Copy every line from the records below that holds the word "能高效完成文档处理".

GIVEN ENTRIES:
= = = =
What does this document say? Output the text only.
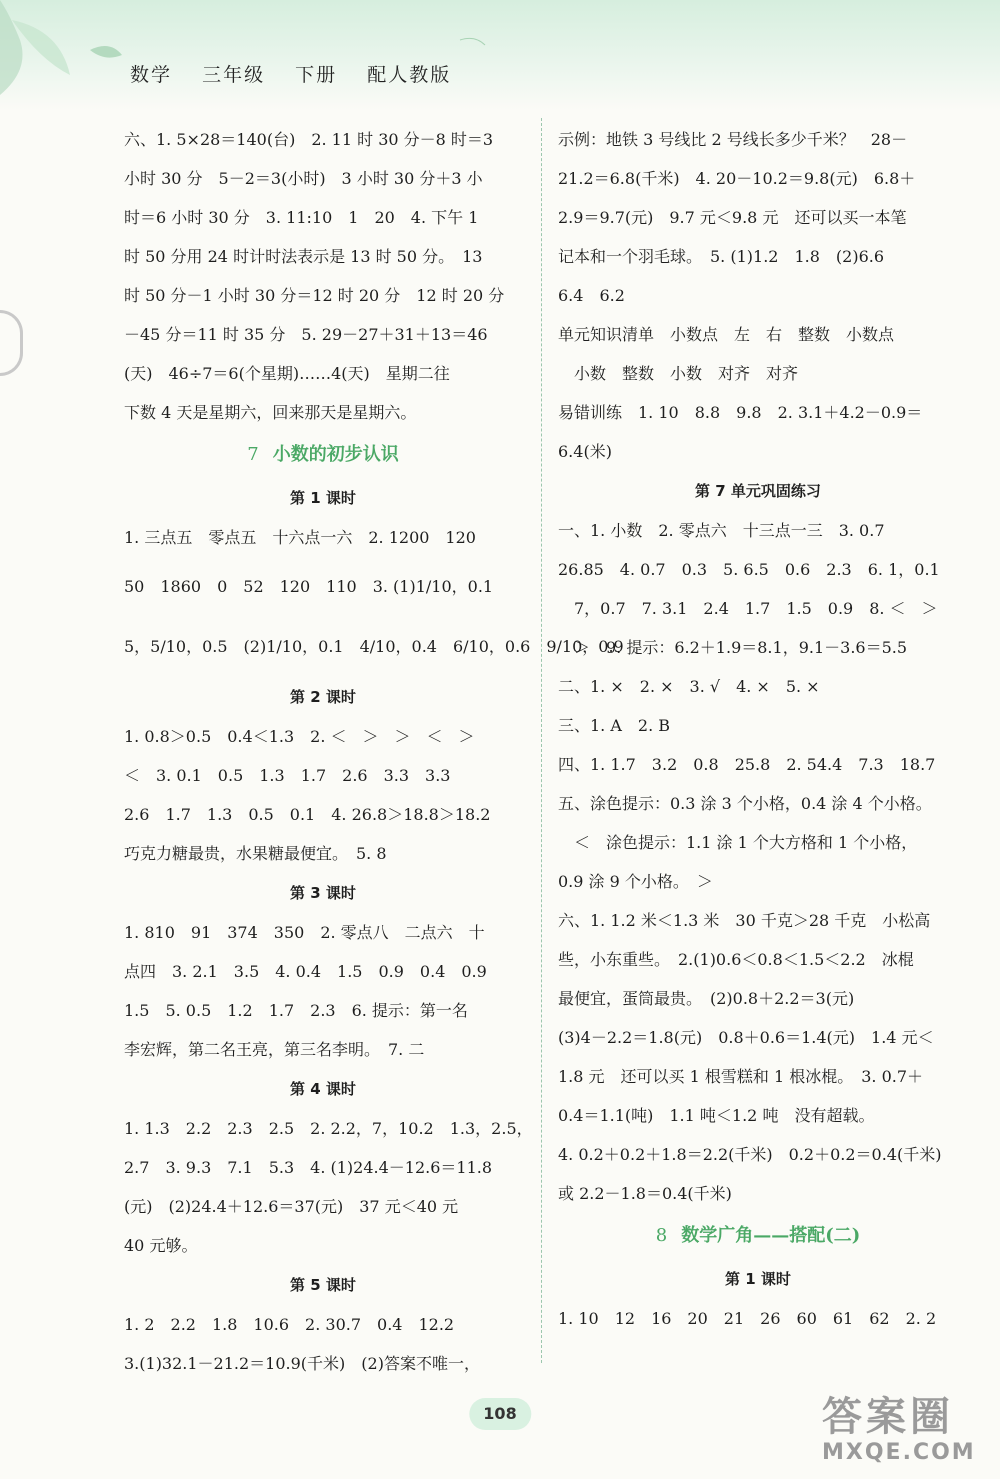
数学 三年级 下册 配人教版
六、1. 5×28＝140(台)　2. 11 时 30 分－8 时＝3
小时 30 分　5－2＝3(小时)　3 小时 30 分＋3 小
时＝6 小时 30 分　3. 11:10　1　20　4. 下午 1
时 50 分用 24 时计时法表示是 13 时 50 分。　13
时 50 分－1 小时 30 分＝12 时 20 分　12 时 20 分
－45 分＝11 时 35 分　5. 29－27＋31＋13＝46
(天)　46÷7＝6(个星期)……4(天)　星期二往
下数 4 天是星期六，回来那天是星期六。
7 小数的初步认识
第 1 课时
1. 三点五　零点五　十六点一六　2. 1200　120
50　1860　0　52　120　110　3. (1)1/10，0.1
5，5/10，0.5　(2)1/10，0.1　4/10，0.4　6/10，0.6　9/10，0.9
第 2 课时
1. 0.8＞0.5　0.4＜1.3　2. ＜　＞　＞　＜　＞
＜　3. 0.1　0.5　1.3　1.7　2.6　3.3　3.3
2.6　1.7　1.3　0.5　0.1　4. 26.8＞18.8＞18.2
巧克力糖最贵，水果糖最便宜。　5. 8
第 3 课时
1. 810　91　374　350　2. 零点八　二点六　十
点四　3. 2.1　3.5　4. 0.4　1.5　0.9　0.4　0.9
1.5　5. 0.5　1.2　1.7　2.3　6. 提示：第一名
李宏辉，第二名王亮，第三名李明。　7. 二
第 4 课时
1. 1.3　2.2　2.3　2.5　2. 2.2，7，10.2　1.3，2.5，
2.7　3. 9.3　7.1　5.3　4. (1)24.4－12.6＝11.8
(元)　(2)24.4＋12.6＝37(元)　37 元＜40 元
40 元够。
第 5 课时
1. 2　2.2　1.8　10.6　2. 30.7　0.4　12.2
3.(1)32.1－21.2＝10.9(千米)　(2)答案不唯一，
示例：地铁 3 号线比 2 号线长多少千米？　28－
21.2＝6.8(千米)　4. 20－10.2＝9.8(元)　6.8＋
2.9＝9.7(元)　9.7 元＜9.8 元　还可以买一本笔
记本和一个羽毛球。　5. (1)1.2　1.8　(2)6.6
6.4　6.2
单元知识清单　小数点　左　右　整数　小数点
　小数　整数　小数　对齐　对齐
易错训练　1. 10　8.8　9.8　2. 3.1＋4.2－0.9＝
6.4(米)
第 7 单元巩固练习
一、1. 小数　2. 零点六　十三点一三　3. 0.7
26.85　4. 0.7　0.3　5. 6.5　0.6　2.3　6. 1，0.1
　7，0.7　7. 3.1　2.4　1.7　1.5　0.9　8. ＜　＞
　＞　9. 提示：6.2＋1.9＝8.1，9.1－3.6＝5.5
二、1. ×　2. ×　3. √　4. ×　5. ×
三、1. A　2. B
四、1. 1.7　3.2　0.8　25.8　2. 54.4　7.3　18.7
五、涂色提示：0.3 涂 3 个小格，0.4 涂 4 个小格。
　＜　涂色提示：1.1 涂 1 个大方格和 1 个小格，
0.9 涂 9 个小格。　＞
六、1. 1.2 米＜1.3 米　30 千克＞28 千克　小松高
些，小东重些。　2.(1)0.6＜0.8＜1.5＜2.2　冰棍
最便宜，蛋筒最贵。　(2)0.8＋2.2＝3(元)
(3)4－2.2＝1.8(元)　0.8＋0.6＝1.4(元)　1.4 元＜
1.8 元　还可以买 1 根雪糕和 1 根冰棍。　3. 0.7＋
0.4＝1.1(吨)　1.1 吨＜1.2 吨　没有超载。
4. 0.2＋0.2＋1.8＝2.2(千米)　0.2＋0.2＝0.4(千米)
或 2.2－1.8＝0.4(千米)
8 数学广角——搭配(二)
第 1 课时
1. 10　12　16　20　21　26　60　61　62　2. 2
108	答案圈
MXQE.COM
= = = =
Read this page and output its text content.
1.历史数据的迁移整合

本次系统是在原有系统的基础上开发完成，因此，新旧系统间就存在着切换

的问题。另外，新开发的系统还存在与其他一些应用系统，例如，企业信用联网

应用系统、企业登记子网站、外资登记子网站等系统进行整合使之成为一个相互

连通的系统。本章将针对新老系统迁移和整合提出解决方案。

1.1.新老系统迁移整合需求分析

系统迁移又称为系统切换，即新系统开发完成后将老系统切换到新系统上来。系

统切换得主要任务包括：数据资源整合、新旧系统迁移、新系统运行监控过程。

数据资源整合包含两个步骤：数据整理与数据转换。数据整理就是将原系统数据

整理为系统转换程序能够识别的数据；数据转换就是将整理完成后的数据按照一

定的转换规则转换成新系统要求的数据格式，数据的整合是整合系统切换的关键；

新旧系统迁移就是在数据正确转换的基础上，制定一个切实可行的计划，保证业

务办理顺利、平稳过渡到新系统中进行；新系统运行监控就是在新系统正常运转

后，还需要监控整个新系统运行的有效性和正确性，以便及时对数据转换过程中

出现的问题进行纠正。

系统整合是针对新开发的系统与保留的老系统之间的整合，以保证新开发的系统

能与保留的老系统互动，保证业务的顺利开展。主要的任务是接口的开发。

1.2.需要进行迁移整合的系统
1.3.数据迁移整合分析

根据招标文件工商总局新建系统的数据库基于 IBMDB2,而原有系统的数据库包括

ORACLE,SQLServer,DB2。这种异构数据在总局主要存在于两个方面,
= = = =
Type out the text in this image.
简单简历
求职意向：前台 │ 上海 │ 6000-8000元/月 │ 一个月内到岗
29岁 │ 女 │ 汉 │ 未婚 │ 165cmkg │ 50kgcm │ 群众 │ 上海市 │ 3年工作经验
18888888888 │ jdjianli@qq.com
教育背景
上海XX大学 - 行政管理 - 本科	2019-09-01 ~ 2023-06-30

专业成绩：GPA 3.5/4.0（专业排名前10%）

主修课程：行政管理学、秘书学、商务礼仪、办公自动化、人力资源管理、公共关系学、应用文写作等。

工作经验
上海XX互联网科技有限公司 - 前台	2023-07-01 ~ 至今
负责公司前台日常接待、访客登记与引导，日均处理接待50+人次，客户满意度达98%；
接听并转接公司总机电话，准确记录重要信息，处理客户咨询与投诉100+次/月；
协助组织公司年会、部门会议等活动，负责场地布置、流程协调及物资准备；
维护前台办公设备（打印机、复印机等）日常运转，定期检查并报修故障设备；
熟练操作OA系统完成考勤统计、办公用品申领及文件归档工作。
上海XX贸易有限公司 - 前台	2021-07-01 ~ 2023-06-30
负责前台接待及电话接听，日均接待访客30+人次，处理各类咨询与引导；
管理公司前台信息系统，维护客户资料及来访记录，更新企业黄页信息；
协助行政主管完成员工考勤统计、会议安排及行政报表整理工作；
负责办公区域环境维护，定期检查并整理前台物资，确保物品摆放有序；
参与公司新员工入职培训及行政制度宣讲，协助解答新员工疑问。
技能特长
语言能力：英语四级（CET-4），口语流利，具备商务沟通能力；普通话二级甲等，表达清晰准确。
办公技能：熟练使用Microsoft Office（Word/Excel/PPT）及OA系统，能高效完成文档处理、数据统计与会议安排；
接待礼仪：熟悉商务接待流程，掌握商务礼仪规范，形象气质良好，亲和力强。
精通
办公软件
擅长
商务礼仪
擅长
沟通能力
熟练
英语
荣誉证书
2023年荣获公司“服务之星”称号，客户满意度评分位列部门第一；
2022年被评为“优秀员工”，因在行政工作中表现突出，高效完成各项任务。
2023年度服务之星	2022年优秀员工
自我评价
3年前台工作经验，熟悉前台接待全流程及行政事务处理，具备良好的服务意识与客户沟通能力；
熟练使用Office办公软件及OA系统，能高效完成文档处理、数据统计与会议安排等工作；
= = = =
SOLUTION TO THIS PROBLEM:
办公技能：熟练使用Microsoft Office（Word/Excel/PPT）及OA系统，能高效完成文档处理、数据统计与会议安排；
熟练使用Office办公软件及OA系统，能高效完成文档处理、数据统计与会议安排等工作；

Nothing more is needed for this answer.